**Job**
Copy every line of the data in which the word "name" occurs.

**Data in this exercise**

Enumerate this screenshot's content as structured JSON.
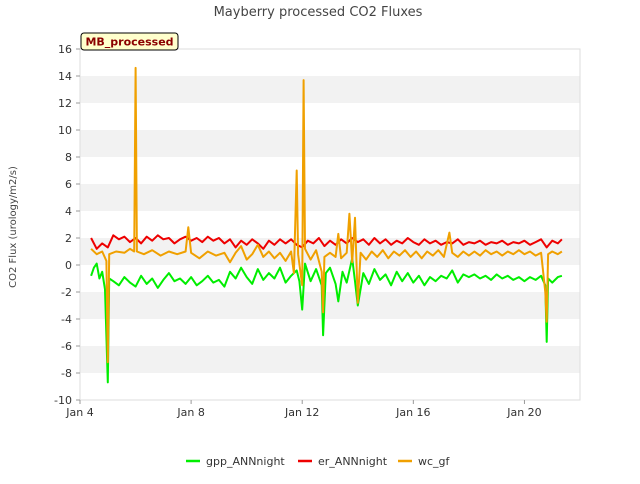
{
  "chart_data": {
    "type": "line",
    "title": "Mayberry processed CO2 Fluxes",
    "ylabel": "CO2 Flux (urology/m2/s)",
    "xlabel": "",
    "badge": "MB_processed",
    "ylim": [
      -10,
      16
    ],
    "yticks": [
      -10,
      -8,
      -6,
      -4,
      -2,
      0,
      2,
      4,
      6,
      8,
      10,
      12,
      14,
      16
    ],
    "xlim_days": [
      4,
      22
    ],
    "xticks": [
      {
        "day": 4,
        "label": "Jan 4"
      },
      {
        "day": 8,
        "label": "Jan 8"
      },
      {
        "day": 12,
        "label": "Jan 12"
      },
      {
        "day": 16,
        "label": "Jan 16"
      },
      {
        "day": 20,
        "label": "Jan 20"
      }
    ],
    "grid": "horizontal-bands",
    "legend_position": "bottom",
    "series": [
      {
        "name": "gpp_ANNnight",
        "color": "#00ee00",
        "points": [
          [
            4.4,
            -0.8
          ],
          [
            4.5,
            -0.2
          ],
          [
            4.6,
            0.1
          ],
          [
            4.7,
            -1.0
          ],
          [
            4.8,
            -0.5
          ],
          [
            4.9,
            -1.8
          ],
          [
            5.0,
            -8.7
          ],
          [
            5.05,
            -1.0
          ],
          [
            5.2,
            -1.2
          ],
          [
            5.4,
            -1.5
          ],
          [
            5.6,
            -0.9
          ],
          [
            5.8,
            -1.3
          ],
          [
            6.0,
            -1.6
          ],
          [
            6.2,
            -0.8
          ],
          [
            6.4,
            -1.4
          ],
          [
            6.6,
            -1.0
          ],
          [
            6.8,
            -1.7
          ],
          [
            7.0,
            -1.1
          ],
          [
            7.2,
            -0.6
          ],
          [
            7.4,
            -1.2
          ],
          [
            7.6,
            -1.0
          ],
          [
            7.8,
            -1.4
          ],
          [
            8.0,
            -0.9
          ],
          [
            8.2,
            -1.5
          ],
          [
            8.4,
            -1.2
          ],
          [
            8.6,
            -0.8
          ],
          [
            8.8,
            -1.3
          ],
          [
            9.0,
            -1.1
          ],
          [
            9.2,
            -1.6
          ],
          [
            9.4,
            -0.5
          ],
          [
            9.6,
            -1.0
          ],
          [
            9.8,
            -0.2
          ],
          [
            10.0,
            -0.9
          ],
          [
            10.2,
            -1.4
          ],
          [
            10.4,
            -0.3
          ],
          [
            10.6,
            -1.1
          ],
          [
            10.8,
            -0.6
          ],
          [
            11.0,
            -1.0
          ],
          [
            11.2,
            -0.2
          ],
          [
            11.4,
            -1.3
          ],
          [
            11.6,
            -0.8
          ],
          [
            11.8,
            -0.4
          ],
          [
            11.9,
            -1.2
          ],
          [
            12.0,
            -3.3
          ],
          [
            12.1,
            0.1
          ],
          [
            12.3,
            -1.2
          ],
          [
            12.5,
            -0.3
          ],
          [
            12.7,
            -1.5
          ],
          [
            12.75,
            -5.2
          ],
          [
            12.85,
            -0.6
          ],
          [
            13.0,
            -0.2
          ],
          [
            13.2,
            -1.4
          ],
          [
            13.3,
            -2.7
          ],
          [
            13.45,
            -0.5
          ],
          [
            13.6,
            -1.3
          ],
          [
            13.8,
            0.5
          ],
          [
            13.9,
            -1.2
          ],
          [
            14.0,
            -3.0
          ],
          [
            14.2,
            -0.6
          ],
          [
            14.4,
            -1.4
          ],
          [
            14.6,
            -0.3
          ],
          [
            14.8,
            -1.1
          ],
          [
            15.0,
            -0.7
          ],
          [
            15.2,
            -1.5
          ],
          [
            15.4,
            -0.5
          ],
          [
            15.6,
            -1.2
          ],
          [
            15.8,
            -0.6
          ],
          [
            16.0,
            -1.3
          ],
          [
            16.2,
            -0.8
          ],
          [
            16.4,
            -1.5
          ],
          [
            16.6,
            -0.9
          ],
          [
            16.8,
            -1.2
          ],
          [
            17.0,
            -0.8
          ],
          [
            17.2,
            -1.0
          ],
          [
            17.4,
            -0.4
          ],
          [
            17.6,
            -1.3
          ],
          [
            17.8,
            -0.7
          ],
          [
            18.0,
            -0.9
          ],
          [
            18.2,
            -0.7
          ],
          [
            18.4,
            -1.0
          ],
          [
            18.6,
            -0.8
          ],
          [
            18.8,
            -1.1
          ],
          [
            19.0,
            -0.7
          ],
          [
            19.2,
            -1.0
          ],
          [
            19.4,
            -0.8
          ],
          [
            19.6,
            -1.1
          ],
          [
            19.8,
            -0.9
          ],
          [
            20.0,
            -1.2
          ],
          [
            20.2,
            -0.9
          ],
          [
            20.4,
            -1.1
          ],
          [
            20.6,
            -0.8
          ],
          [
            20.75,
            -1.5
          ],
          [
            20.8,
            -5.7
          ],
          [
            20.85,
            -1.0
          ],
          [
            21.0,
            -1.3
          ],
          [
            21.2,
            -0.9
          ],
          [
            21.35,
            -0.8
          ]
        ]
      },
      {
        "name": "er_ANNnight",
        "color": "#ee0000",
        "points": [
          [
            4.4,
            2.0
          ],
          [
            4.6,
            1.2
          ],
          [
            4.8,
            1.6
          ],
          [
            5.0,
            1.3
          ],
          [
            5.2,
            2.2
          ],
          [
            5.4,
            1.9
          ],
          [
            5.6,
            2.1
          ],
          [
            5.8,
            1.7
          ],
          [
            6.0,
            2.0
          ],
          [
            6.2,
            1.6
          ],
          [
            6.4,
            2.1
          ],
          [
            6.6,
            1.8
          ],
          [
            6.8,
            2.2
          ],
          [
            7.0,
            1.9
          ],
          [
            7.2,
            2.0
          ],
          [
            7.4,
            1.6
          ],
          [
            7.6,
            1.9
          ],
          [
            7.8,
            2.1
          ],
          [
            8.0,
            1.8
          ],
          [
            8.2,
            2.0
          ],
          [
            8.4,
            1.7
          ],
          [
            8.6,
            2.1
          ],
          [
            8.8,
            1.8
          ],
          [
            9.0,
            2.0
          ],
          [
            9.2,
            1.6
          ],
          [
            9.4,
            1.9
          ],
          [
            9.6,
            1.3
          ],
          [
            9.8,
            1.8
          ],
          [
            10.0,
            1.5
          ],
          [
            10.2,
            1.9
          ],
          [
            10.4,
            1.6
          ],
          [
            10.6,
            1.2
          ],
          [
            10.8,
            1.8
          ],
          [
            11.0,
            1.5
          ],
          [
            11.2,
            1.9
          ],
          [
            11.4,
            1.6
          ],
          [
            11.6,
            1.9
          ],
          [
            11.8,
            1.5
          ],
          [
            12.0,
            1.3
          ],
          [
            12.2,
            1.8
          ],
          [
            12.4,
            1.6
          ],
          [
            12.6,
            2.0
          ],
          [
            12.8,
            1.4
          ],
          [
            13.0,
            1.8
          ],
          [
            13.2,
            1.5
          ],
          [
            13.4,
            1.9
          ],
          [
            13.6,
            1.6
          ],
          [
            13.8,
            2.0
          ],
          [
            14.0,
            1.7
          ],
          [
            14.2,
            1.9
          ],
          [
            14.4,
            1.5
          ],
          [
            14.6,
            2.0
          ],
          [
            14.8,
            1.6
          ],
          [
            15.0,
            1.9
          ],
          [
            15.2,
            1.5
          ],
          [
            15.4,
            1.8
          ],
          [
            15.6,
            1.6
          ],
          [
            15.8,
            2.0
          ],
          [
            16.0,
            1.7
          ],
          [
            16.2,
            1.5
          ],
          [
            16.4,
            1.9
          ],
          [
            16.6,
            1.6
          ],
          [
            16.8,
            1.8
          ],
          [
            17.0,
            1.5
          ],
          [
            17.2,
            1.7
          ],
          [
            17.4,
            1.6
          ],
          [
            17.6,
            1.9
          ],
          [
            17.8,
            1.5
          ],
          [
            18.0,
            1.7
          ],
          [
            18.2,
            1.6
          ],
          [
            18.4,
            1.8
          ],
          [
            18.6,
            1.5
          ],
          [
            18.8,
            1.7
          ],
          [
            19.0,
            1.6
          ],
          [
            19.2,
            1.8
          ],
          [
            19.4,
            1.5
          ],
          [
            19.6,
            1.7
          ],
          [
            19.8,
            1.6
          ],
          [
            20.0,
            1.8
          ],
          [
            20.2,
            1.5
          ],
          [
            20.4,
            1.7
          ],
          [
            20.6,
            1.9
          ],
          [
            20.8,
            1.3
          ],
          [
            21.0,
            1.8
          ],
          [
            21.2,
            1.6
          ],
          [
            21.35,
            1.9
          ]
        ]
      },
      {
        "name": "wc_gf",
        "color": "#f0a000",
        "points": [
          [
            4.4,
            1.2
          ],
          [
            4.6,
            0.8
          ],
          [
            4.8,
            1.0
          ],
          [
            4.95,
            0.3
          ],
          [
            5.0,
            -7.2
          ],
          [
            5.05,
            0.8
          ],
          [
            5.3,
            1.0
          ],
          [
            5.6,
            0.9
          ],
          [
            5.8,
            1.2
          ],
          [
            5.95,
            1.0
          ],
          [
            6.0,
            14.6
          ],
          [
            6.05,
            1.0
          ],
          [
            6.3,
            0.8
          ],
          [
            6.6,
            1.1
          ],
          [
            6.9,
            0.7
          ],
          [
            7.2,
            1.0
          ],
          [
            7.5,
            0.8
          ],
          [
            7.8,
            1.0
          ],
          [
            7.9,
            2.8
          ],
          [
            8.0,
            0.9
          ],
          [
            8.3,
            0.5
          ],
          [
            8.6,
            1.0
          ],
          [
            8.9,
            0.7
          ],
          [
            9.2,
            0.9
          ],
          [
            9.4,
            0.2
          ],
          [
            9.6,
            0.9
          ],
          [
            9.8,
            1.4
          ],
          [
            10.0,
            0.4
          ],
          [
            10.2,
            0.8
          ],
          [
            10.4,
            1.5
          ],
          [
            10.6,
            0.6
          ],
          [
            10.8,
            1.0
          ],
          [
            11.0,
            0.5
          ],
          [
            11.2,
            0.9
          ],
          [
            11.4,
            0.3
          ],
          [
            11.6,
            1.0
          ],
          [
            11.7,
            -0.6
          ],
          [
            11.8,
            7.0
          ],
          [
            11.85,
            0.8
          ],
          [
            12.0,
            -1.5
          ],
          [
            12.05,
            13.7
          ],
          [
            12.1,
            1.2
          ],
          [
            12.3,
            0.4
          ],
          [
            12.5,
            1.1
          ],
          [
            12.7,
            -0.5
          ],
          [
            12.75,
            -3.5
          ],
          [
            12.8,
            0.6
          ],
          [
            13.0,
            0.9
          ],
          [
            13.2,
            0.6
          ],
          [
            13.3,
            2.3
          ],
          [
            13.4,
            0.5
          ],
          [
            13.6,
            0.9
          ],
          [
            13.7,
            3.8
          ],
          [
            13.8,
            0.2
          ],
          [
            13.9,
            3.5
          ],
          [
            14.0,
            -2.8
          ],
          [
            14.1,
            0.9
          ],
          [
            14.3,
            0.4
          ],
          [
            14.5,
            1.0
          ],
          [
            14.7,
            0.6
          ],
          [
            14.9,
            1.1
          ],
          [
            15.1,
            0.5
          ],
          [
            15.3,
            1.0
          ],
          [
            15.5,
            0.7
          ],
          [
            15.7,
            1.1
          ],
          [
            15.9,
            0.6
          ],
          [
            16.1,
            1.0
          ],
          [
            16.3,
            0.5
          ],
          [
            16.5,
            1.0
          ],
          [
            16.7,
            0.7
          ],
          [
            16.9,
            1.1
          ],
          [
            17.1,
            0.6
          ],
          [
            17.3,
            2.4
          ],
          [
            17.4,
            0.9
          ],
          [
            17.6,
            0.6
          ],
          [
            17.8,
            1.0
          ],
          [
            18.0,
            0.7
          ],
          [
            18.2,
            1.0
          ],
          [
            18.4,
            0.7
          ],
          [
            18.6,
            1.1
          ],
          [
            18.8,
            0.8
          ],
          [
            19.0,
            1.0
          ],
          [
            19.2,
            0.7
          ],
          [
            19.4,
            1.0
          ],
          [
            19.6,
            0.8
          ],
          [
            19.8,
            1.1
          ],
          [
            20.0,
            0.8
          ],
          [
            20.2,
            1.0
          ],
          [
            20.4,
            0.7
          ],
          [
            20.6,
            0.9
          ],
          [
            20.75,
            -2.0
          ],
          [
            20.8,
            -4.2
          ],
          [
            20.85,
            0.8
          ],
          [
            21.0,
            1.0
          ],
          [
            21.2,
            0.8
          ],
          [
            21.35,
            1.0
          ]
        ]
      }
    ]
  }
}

**Solution to this problem**
        "name": "gpp_ANNnight",
        "name": "er_ANNnight",
        "name": "wc_gf",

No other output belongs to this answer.